◆ AIM OF THE EXERCISE
Go through the entries below and print each one exactly, leaving out pictures.

◆ GIVEN RECORDS
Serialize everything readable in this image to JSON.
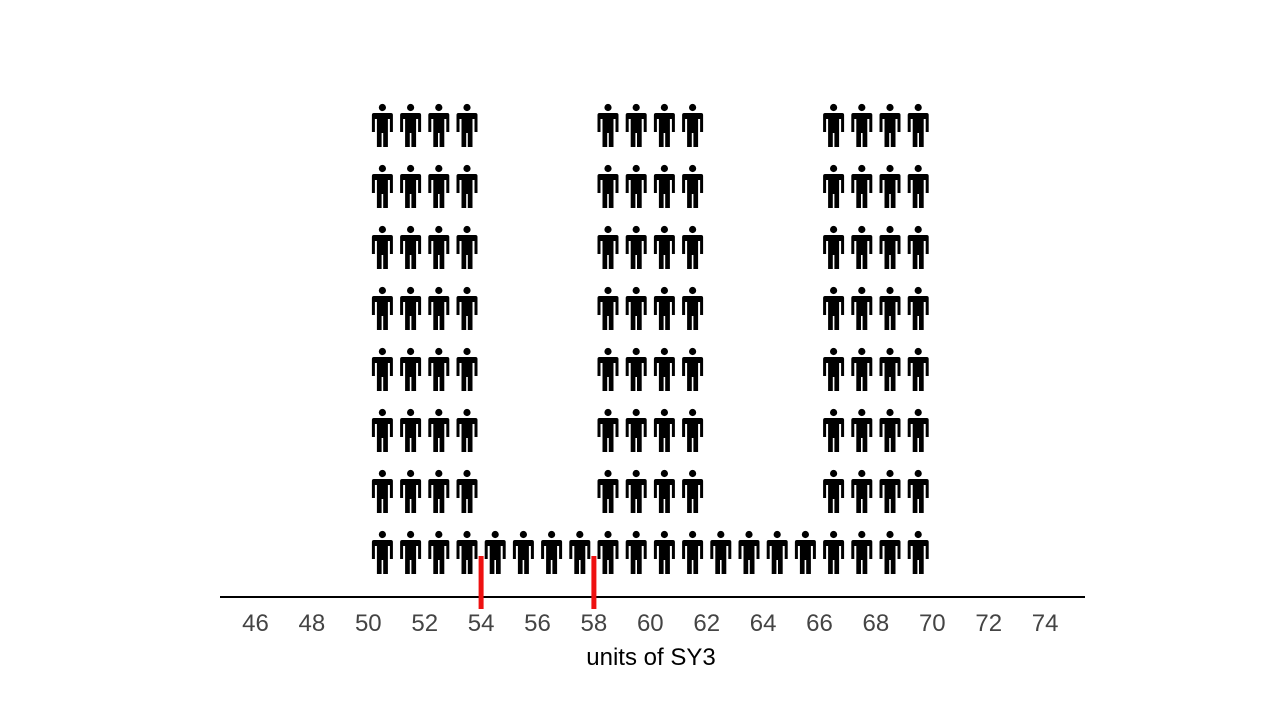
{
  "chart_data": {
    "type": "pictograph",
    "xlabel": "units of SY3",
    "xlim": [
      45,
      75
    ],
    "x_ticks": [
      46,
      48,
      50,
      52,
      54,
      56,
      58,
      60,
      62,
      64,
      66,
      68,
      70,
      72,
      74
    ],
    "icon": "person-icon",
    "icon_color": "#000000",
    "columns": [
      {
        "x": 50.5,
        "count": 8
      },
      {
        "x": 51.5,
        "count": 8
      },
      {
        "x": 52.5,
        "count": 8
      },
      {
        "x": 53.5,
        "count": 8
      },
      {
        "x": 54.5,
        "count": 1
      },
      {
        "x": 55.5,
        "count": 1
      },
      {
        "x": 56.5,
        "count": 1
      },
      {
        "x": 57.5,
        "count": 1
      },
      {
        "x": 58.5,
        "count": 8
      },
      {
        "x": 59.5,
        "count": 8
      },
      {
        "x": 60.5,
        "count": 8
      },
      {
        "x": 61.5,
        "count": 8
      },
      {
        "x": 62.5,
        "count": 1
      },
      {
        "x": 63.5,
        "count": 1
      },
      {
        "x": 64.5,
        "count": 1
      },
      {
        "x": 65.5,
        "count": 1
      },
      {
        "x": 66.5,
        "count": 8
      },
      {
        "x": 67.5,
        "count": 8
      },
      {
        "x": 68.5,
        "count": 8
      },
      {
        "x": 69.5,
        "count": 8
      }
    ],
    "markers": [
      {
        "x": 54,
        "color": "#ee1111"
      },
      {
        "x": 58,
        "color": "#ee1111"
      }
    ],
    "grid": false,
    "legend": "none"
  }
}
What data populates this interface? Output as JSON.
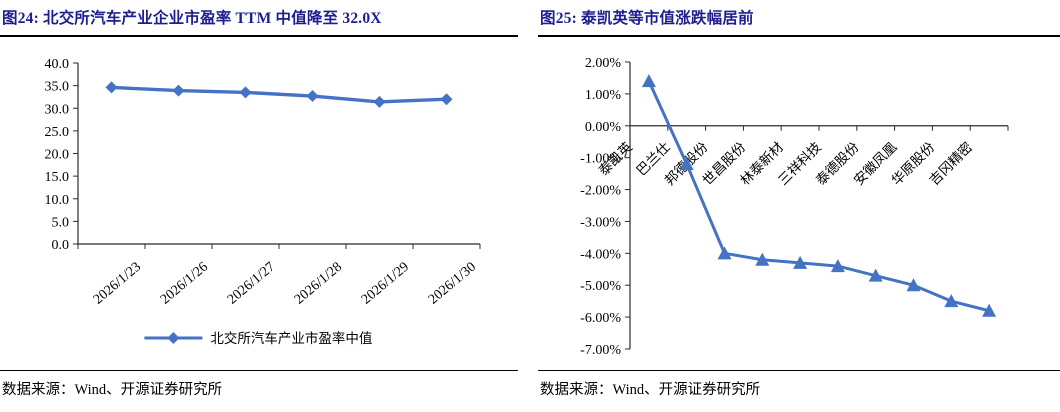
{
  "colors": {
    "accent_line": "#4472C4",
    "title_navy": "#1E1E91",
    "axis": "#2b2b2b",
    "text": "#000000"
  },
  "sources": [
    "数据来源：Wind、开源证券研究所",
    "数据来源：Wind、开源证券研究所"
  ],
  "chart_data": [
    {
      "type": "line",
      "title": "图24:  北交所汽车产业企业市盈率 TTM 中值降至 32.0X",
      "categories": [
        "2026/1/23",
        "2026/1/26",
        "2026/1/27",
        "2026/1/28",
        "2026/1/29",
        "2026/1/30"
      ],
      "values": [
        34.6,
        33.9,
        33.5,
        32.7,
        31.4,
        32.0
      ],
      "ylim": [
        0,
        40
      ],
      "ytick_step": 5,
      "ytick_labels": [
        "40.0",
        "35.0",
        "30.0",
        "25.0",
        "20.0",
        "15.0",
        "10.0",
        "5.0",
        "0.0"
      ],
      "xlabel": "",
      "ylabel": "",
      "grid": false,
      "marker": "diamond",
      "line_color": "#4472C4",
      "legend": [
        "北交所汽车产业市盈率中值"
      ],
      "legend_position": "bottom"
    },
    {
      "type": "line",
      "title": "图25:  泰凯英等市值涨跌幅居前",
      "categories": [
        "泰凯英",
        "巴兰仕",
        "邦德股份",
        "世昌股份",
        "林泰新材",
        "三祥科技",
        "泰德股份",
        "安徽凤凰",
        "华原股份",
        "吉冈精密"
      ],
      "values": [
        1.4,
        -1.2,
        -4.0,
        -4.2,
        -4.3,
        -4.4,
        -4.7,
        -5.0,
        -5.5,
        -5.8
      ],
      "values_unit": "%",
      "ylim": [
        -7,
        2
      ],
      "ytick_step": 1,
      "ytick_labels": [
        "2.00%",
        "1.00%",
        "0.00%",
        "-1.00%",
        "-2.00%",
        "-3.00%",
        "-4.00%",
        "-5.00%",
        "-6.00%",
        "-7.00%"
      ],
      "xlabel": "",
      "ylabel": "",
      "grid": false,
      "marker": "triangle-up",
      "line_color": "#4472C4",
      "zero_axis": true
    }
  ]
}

◆ ANSWER TO THE PROBLEM
Serialize everything readable in this image to JSON.
{
  "chart_data": {
    "type": "pictograph",
    "xlabel": "units of SY3",
    "xlim": [
      45,
      75
    ],
    "x_ticks": [
      46,
      48,
      50,
      52,
      54,
      56,
      58,
      60,
      62,
      64,
      66,
      68,
      70,
      72,
      74
    ],
    "icon": "person-icon",
    "icon_color": "#000000",
    "columns": [
      {
        "x": 50.5,
        "count": 8
      },
      {
        "x": 51.5,
        "count": 8
      },
      {
        "x": 52.5,
        "count": 8
      },
      {
        "x": 53.5,
        "count": 8
      },
      {
        "x": 54.5,
        "count": 1
      },
      {
        "x": 55.5,
        "count": 1
      },
      {
        "x": 56.5,
        "count": 1
      },
      {
        "x": 57.5,
        "count": 1
      },
      {
        "x": 58.5,
        "count": 8
      },
      {
        "x": 59.5,
        "count": 8
      },
      {
        "x": 60.5,
        "count": 8
      },
      {
        "x": 61.5,
        "count": 8
      },
      {
        "x": 62.5,
        "count": 1
      },
      {
        "x": 63.5,
        "count": 1
      },
      {
        "x": 64.5,
        "count": 1
      },
      {
        "x": 65.5,
        "count": 1
      },
      {
        "x": 66.5,
        "count": 8
      },
      {
        "x": 67.5,
        "count": 8
      },
      {
        "x": 68.5,
        "count": 8
      },
      {
        "x": 69.5,
        "count": 8
      }
    ],
    "markers": [
      {
        "x": 54,
        "color": "#ee1111"
      },
      {
        "x": 58,
        "color": "#ee1111"
      }
    ],
    "grid": false,
    "legend": "none"
  }
}
What data populates this interface? Output as JSON.
{
  "colors": {
    "accent_line": "#4472C4",
    "title_navy": "#1E1E91",
    "axis": "#2b2b2b",
    "text": "#000000"
  },
  "sources": [
    "数据来源：Wind、开源证券研究所",
    "数据来源：Wind、开源证券研究所"
  ],
  "chart_data": [
    {
      "type": "line",
      "title": "图24:  北交所汽车产业企业市盈率 TTM 中值降至 32.0X",
      "categories": [
        "2026/1/23",
        "2026/1/26",
        "2026/1/27",
        "2026/1/28",
        "2026/1/29",
        "2026/1/30"
      ],
      "values": [
        34.6,
        33.9,
        33.5,
        32.7,
        31.4,
        32.0
      ],
      "ylim": [
        0,
        40
      ],
      "ytick_step": 5,
      "ytick_labels": [
        "40.0",
        "35.0",
        "30.0",
        "25.0",
        "20.0",
        "15.0",
        "10.0",
        "5.0",
        "0.0"
      ],
      "xlabel": "",
      "ylabel": "",
      "grid": false,
      "marker": "diamond",
      "line_color": "#4472C4",
      "legend": [
        "北交所汽车产业市盈率中值"
      ],
      "legend_position": "bottom"
    },
    {
      "type": "line",
      "title": "图25:  泰凯英等市值涨跌幅居前",
      "categories": [
        "泰凯英",
        "巴兰仕",
        "邦德股份",
        "世昌股份",
        "林泰新材",
        "三祥科技",
        "泰德股份",
        "安徽凤凰",
        "华原股份",
        "吉冈精密"
      ],
      "values": [
        1.4,
        -1.2,
        -4.0,
        -4.2,
        -4.3,
        -4.4,
        -4.7,
        -5.0,
        -5.5,
        -5.8
      ],
      "values_unit": "%",
      "ylim": [
        -7,
        2
      ],
      "ytick_step": 1,
      "ytick_labels": [
        "2.00%",
        "1.00%",
        "0.00%",
        "-1.00%",
        "-2.00%",
        "-3.00%",
        "-4.00%",
        "-5.00%",
        "-6.00%",
        "-7.00%"
      ],
      "xlabel": "",
      "ylabel": "",
      "grid": false,
      "marker": "triangle-up",
      "line_color": "#4472C4",
      "zero_axis": true
    }
  ]
}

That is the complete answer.